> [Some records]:
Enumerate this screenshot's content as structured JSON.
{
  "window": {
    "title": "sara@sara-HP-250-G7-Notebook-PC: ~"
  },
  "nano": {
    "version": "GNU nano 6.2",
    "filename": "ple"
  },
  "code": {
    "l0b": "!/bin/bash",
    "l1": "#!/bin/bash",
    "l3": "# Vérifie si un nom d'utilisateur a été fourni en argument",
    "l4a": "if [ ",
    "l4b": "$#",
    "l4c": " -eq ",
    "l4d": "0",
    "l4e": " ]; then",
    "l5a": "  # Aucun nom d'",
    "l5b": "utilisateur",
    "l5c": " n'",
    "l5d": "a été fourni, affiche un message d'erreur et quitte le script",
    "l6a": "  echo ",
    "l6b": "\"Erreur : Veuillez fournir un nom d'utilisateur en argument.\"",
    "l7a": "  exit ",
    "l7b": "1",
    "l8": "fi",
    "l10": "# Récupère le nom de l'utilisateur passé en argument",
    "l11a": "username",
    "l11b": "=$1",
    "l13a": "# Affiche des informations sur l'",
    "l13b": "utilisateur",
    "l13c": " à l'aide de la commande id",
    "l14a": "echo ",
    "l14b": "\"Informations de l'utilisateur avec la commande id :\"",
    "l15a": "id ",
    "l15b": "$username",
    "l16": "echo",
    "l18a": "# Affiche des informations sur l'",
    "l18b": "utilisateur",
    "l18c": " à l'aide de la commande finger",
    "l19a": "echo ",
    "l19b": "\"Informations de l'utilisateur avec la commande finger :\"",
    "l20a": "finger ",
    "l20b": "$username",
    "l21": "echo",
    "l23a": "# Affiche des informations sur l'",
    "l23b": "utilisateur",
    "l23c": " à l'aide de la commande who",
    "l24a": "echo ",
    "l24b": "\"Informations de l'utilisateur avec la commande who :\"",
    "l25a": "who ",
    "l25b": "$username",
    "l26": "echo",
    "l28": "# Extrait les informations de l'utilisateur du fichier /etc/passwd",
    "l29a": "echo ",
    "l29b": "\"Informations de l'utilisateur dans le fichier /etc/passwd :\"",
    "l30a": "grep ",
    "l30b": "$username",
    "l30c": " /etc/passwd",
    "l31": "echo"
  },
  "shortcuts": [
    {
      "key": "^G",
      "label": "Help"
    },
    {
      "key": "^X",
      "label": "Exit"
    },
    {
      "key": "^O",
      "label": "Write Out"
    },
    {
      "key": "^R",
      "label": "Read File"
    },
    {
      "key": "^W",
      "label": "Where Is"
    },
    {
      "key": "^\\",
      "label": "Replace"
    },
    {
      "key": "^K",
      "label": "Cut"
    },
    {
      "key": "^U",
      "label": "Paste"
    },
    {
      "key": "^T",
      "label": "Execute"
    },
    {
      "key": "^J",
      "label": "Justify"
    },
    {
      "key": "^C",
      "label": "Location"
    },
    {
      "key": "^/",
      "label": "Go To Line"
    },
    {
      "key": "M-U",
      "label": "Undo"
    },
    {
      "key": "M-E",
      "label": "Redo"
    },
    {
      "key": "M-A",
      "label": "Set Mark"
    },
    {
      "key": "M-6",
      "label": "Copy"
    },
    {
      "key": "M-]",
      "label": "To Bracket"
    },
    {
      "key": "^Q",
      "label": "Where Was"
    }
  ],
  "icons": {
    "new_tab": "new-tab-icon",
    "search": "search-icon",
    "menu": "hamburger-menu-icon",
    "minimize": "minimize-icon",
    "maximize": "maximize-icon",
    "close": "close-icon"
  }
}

> [STATED EXERCISE]:
Give the number of lines in the entries above that include the string "username". No other output is expected.

> [ANSWER]:
5